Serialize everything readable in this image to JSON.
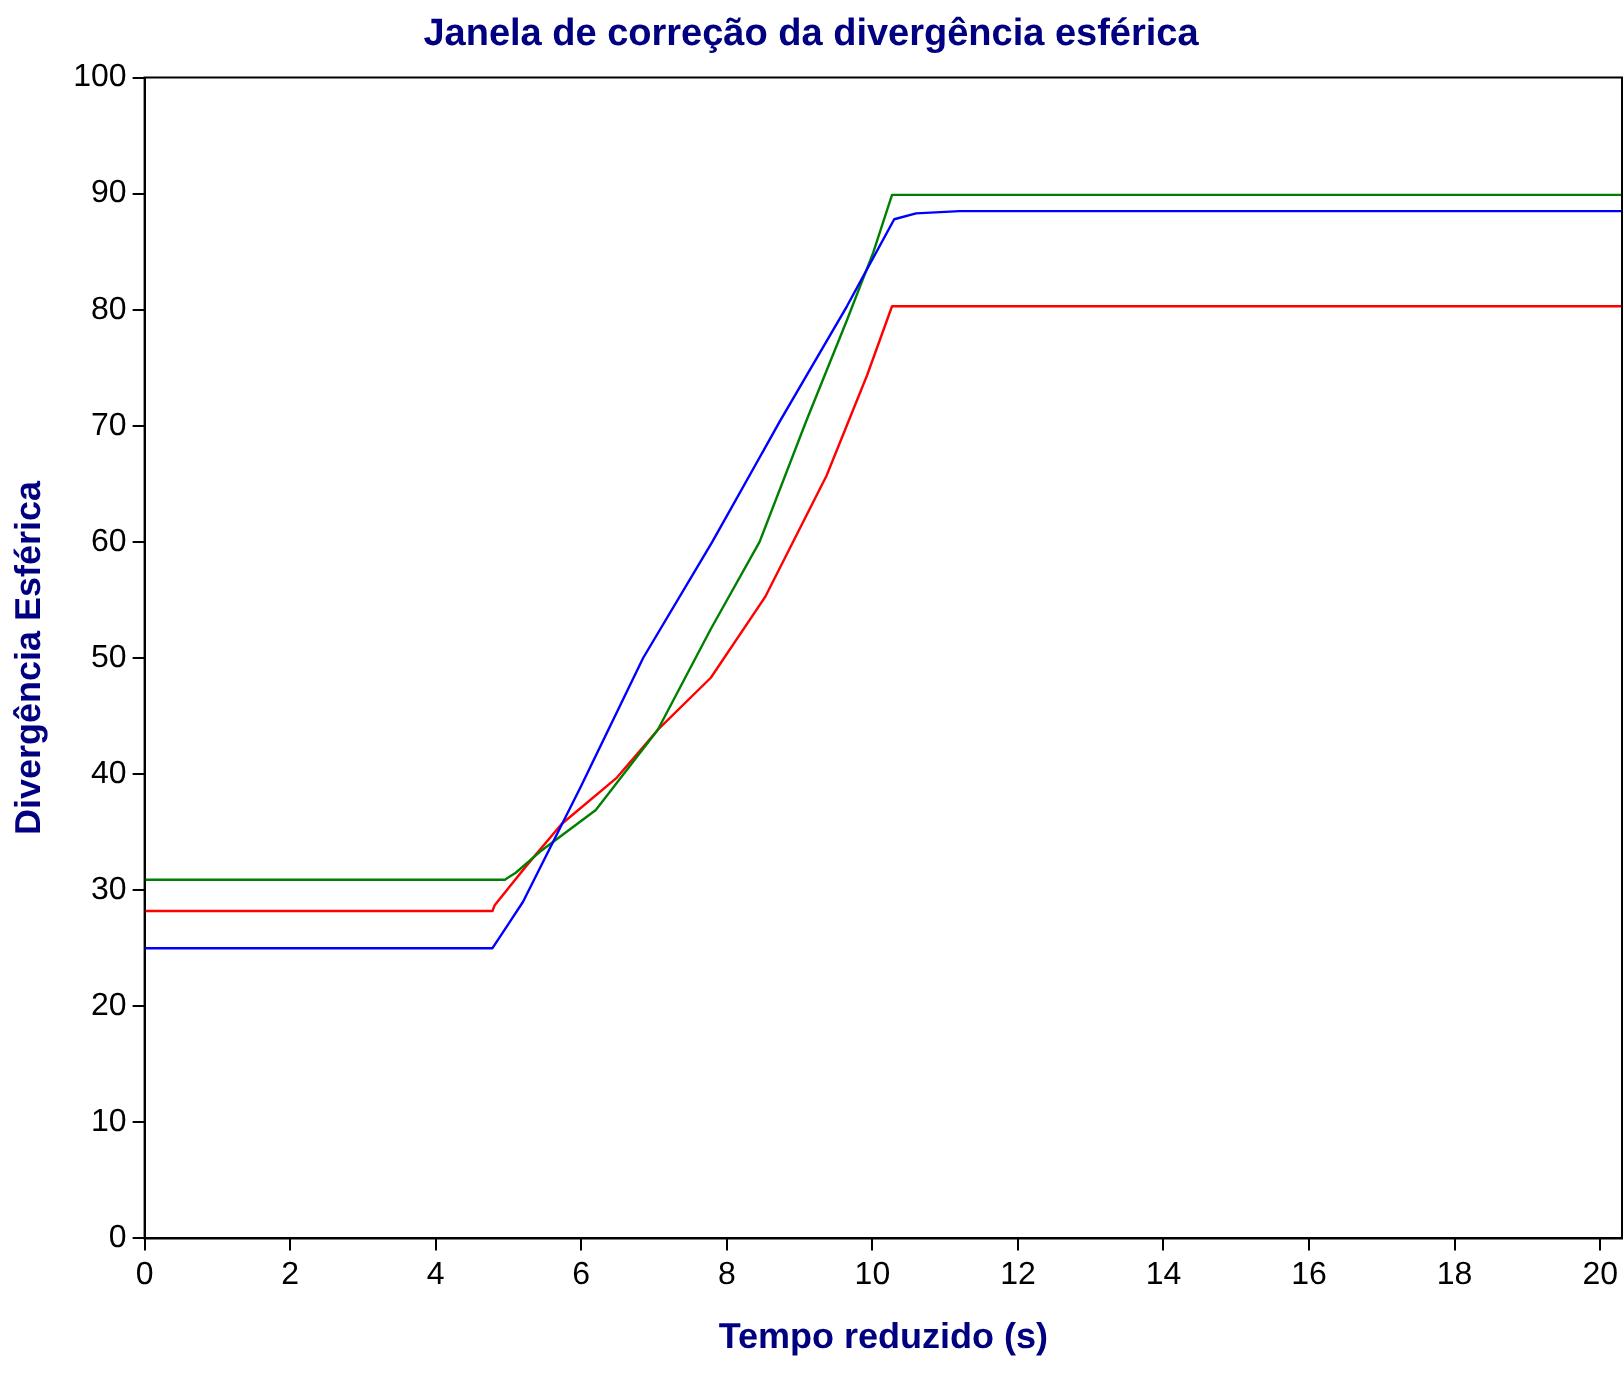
{
  "chart_data": {
    "type": "line",
    "title": "Janela de correção da divergência esférica",
    "xlabel": "Tempo reduzido (s)",
    "ylabel": "Divergência Esférica",
    "xlim": [
      0,
      20.3
    ],
    "xticks": [
      0,
      2,
      4,
      6,
      8,
      10,
      12,
      14,
      16,
      18,
      20
    ],
    "ylim": [
      0,
      100
    ],
    "yticks": [
      0,
      10,
      20,
      30,
      40,
      50,
      60,
      70,
      80,
      90,
      100
    ],
    "grid": false,
    "legend": false,
    "marker": "none",
    "line_style": "solid",
    "series": [
      {
        "color": "#0000ff",
        "x": [
          0,
          4.78,
          5.2,
          6.0,
          6.85,
          7.8,
          8.73,
          9.65,
          10.3,
          10.6,
          11.2,
          20.3
        ],
        "values": [
          25,
          25,
          29,
          39,
          50,
          60,
          70.4,
          80.3,
          87.8,
          88.3,
          88.5,
          88.5
        ]
      },
      {
        "color": "#008000",
        "x": [
          0,
          4.95,
          5.1,
          5.45,
          6.2,
          7.05,
          7.78,
          8.45,
          9.09,
          9.65,
          10.01,
          10.27,
          20.3
        ],
        "values": [
          30.9,
          30.9,
          31.5,
          33.4,
          36.9,
          43.8,
          52.5,
          60,
          70.4,
          79.1,
          84.9,
          89.9,
          89.9
        ]
      },
      {
        "color": "#ff0000",
        "x": [
          0,
          4.78,
          4.81,
          5.26,
          5.73,
          6.49,
          7.05,
          7.78,
          8.53,
          9.37,
          9.93,
          10.27,
          20.3
        ],
        "values": [
          28.2,
          28.2,
          28.7,
          32.2,
          35.7,
          39.7,
          43.8,
          48.3,
          55.3,
          65.7,
          74.4,
          80.3,
          80.3
        ]
      }
    ]
  }
}
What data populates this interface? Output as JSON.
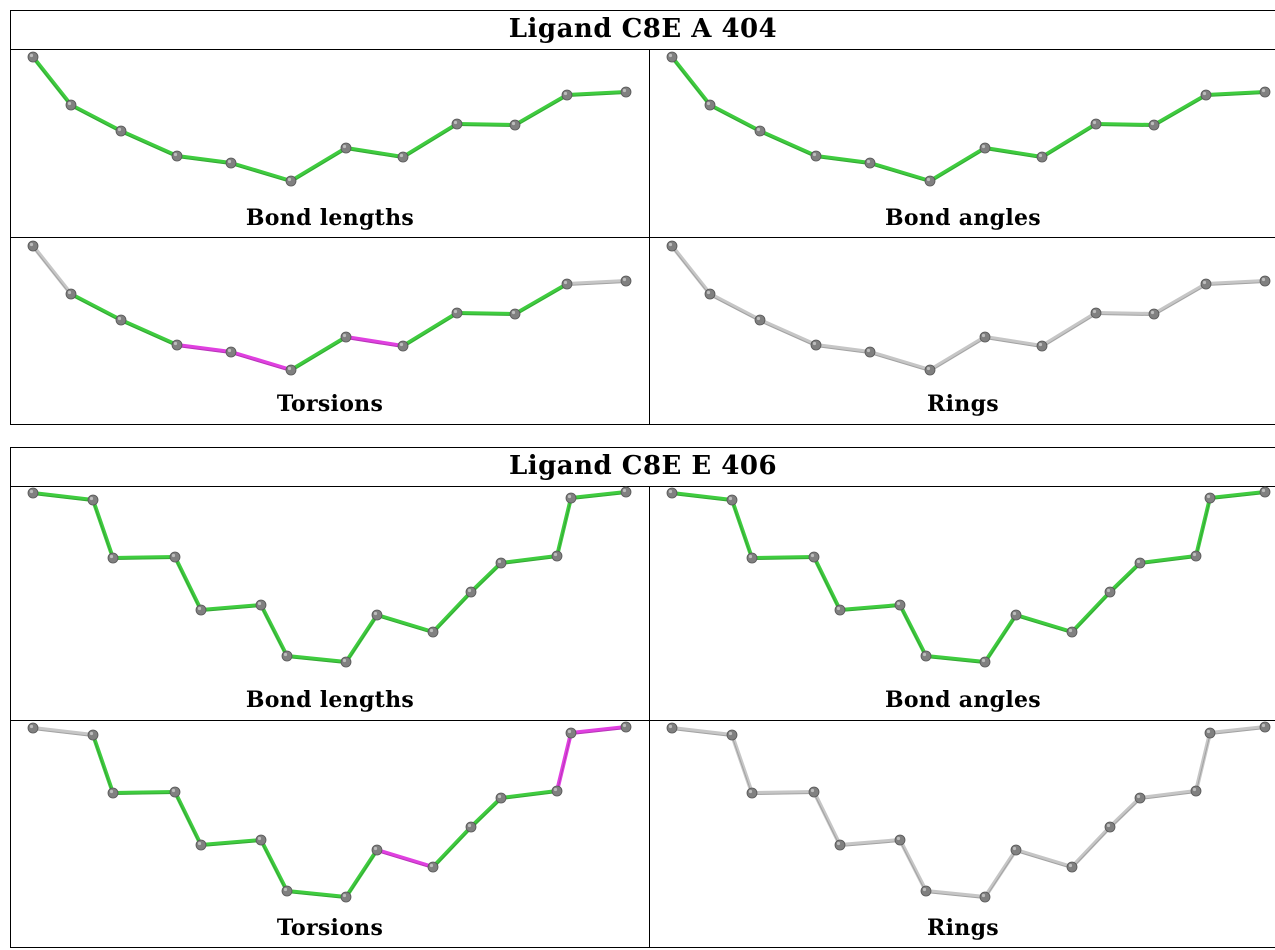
{
  "colors": {
    "green": "#3fcc3f",
    "green_dark": "#2a8f2a",
    "magenta": "#e040e0",
    "grey_bond": "#c6c6c6",
    "atom": "#808080"
  },
  "ligands": [
    {
      "title": "Ligand C8E A 404",
      "panels": [
        {
          "label": "Bond lengths",
          "bonds": [
            "green",
            "green",
            "green",
            "green",
            "green",
            "green",
            "green",
            "green",
            "green",
            "green",
            "green"
          ]
        },
        {
          "label": "Bond angles",
          "bonds": [
            "green",
            "green",
            "green",
            "green",
            "green",
            "green",
            "green",
            "green",
            "green",
            "green",
            "green"
          ]
        },
        {
          "label": "Torsions",
          "bonds": [
            "grey_bond",
            "green",
            "green",
            "magenta",
            "magenta",
            "green",
            "magenta",
            "green",
            "green",
            "green",
            "grey_bond"
          ]
        },
        {
          "label": "Rings",
          "bonds": [
            "grey_bond",
            "grey_bond",
            "grey_bond",
            "grey_bond",
            "grey_bond",
            "grey_bond",
            "grey_bond",
            "grey_bond",
            "grey_bond",
            "grey_bond",
            "grey_bond"
          ]
        }
      ]
    },
    {
      "title": "Ligand C8E E 406",
      "panels": [
        {
          "label": "Bond lengths",
          "bonds": [
            "green",
            "green",
            "green",
            "green",
            "green",
            "green",
            "green",
            "green",
            "green",
            "green",
            "green",
            "green",
            "green",
            "green",
            "green",
            "green",
            "green",
            "green",
            "green",
            "green"
          ]
        },
        {
          "label": "Bond angles",
          "bonds": [
            "green",
            "green",
            "green",
            "green",
            "green",
            "green",
            "green",
            "green",
            "green",
            "green",
            "green",
            "green",
            "green",
            "green",
            "green",
            "green",
            "green",
            "green",
            "green",
            "green"
          ]
        },
        {
          "label": "Torsions",
          "bonds": [
            "grey_bond",
            "green",
            "green",
            "green",
            "green",
            "green",
            "green",
            "green",
            "magenta",
            "green",
            "green",
            "green",
            "magenta",
            "magenta",
            "magenta",
            "magenta",
            "green",
            "green",
            "grey_bond",
            "grey_bond"
          ]
        },
        {
          "label": "Rings",
          "bonds": [
            "grey_bond",
            "grey_bond",
            "grey_bond",
            "grey_bond",
            "grey_bond",
            "grey_bond",
            "grey_bond",
            "grey_bond",
            "grey_bond",
            "grey_bond",
            "grey_bond",
            "grey_bond",
            "grey_bond",
            "grey_bond",
            "grey_bond",
            "grey_bond",
            "grey_bond",
            "grey_bond",
            "grey_bond",
            "grey_bond"
          ]
        }
      ]
    }
  ]
}
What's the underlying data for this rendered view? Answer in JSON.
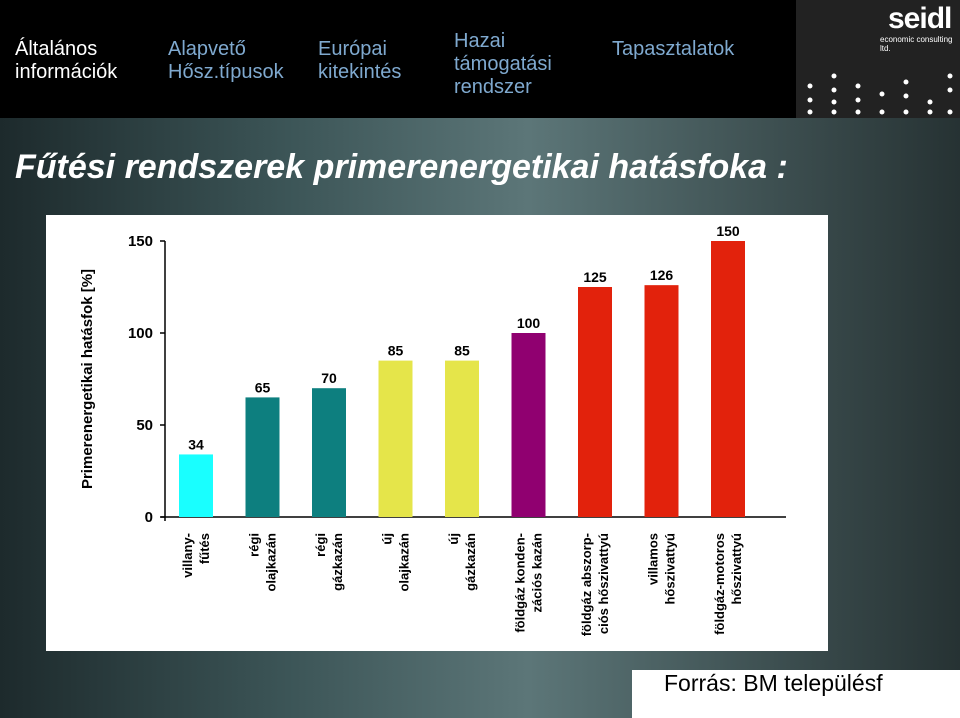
{
  "nav": {
    "items": [
      {
        "line1": "Általános",
        "line2": "információk",
        "line3": ""
      },
      {
        "line1": "Alapvető",
        "line2": "Hősz.típusok",
        "line3": ""
      },
      {
        "line1": "Európai",
        "line2": "kitekintés",
        "line3": ""
      },
      {
        "line1": "Hazai",
        "line2": "támogatási",
        "line3": "rendszer"
      },
      {
        "line1": "Tapasztalatok",
        "line2": "",
        "line3": ""
      }
    ],
    "logo": {
      "word": "seidl",
      "sub": "economic consulting ltd."
    }
  },
  "slide": {
    "title": "Fűtési rendszerek primerenergetikai hatásfoka :",
    "source": "Forrás: BM településf"
  },
  "colors": {
    "background": "#000000",
    "nav_active": "#ffffff",
    "nav_inactive": "#7fa9cf"
  },
  "chart_data": {
    "type": "bar",
    "title": "",
    "xlabel": "",
    "ylabel": "Primerenergetikai hatásfok [%]",
    "ylim": [
      0,
      150
    ],
    "yticks": [
      0,
      50,
      100,
      150
    ],
    "grid": false,
    "categories": [
      [
        "villany-",
        "fűtés"
      ],
      [
        "régi",
        "olajkazán"
      ],
      [
        "régi",
        "gázkazán"
      ],
      [
        "új",
        "olajkazán"
      ],
      [
        "új",
        "gázkazán"
      ],
      [
        "földgáz konden-",
        "zációs kazán"
      ],
      [
        "földgáz abszorp-",
        "ciós hőszivattyú"
      ],
      [
        "villamos",
        "hőszivattyú"
      ],
      [
        "földgáz-motoros",
        "hőszivattyú"
      ]
    ],
    "values": [
      34,
      65,
      70,
      85,
      85,
      100,
      125,
      126,
      150
    ],
    "bar_colors": [
      "#19ffff",
      "#0d7f7f",
      "#0d7f7f",
      "#e5e54a",
      "#e5e54a",
      "#900070",
      "#e2220c",
      "#e2220c",
      "#e2220c"
    ]
  }
}
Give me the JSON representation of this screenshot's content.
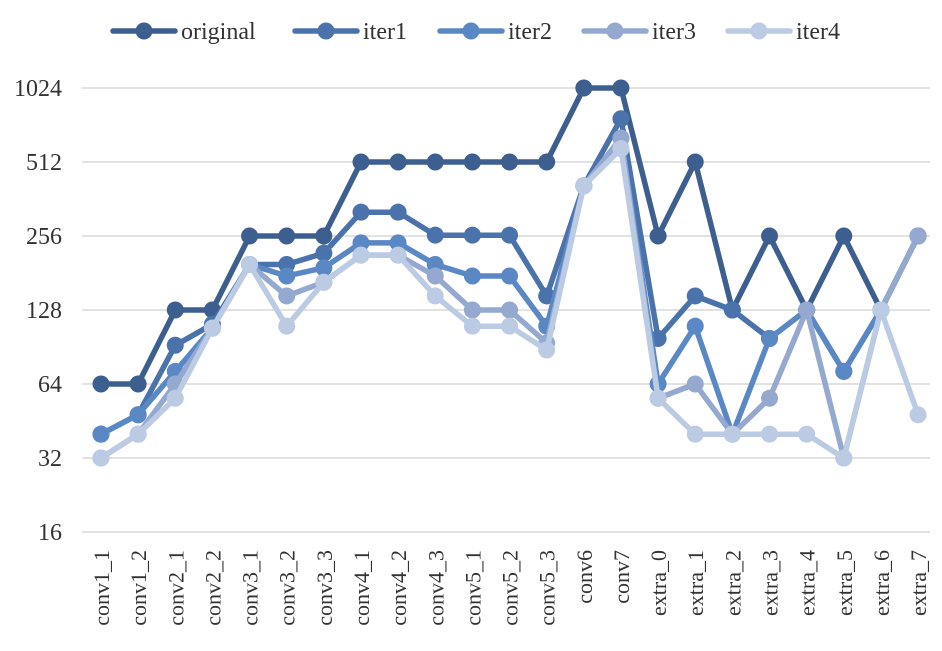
{
  "chart_data": {
    "type": "line",
    "title": "",
    "xlabel": "",
    "ylabel": "",
    "y_scale": "log2",
    "ylim": [
      16,
      1024
    ],
    "y_ticks": [
      16,
      32,
      64,
      128,
      256,
      512,
      1024
    ],
    "grid": true,
    "legend_position": "top",
    "categories": [
      "conv1_1",
      "conv1_2",
      "conv2_1",
      "conv2_2",
      "conv3_1",
      "conv3_2",
      "conv3_3",
      "conv4_1",
      "conv4_2",
      "conv4_3",
      "conv5_1",
      "conv5_2",
      "conv5_3",
      "conv6",
      "conv7",
      "extra_0",
      "extra_1",
      "extra_2",
      "extra_3",
      "extra_4",
      "extra_5",
      "extra_6",
      "extra_7"
    ],
    "series": [
      {
        "name": "original",
        "color": "#3d5f8f",
        "values": [
          64,
          64,
          128,
          128,
          256,
          256,
          256,
          512,
          512,
          512,
          512,
          512,
          512,
          1024,
          1024,
          256,
          512,
          128,
          256,
          128,
          256,
          128,
          256
        ]
      },
      {
        "name": "iter1",
        "color": "#4a72ab",
        "values": [
          40,
          48,
          92,
          112,
          196,
          196,
          218,
          320,
          320,
          258,
          258,
          258,
          146,
          410,
          768,
          98,
          146,
          128,
          98,
          128,
          72,
          128,
          256
        ]
      },
      {
        "name": "iter2",
        "color": "#5a88c4",
        "values": [
          40,
          48,
          72,
          108,
          196,
          176,
          190,
          240,
          240,
          196,
          176,
          176,
          110,
          410,
          640,
          64,
          110,
          40,
          98,
          128,
          72,
          128,
          256
        ]
      },
      {
        "name": "iter3",
        "color": "#94a8d0",
        "values": [
          32,
          40,
          64,
          108,
          196,
          146,
          166,
          214,
          214,
          176,
          128,
          128,
          94,
          410,
          640,
          56,
          64,
          40,
          56,
          128,
          32,
          128,
          256
        ]
      },
      {
        "name": "iter4",
        "color": "#bccbe4",
        "values": [
          32,
          40,
          56,
          108,
          196,
          110,
          166,
          214,
          214,
          146,
          110,
          110,
          88,
          410,
          580,
          56,
          40,
          40,
          40,
          40,
          32,
          128,
          48
        ]
      }
    ]
  }
}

Stated problem:
Nothing but a number is needed here: how many lines hold the string "What"?

Complete output:
2